Could you extract every entry below and reproduce it exactly?

(Data items)
○ ○ ○ ○ ○ ○ ○
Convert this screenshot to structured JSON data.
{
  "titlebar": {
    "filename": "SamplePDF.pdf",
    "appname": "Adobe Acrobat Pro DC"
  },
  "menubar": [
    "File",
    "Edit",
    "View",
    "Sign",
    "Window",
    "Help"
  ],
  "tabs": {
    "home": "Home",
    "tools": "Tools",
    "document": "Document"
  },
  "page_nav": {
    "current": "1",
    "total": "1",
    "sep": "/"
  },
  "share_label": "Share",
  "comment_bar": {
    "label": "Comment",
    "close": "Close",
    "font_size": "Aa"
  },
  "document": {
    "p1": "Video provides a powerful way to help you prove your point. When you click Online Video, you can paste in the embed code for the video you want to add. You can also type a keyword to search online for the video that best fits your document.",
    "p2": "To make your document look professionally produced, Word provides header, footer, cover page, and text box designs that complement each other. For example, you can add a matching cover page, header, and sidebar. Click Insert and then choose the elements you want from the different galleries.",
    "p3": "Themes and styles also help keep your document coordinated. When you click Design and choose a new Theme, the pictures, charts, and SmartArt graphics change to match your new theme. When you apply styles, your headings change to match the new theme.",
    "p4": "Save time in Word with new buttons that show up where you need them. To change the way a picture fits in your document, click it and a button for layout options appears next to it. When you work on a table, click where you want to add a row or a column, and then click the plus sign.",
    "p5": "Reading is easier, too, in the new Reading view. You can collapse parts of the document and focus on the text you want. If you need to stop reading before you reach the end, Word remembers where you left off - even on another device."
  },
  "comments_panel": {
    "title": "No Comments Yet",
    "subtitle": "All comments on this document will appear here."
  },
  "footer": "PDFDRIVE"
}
○ ○ ○ ○ ○ ○ ○
• **Written solution**:
Convert this screenshot to structured JSON data.
{
  "titlebar": {
    "filename": "SamplePDF.pdf",
    "appname": "Adobe Acrobat Pro DC"
  },
  "menubar": [
    "File",
    "Edit",
    "View",
    "Sign",
    "Window",
    "Help"
  ],
  "tabs": {
    "home": "Home",
    "tools": "Tools",
    "document": "Document"
  },
  "page_nav": {
    "current": "1",
    "total": "1",
    "sep": "/"
  },
  "share_label": "Share",
  "comment_bar": {
    "label": "Comment",
    "close": "Close",
    "font_size": "Aa"
  },
  "document": {
    "p1": "Video provides a powerful way to help you prove your point. When you click Online Video, you can paste in the embed code for the video you want to add. You can also type a keyword to search online for the video that best fits your document.",
    "p2": "To make your document look professionally produced, Word provides header, footer, cover page, and text box designs that complement each other. For example, you can add a matching cover page, header, and sidebar. Click Insert and then choose the elements you want from the different galleries.",
    "p3": "Themes and styles also help keep your document coordinated. When you click Design and choose a new Theme, the pictures, charts, and SmartArt graphics change to match your new theme. When you apply styles, your headings change to match the new theme.",
    "p4": "Save time in Word with new buttons that show up where you need them. To change the way a picture fits in your document, click it and a button for layout options appears next to it. When you work on a table, click where you want to add a row or a column, and then click the plus sign.",
    "p5": "Reading is easier, too, in the new Reading view. You can collapse parts of the document and focus on the text you want. If you need to stop reading before you reach the end, Word remembers where you left off - even on another device."
  },
  "comments_panel": {
    "title": "No Comments Yet",
    "subtitle": "All comments on this document will appear here."
  },
  "footer": "PDFDRIVE"
}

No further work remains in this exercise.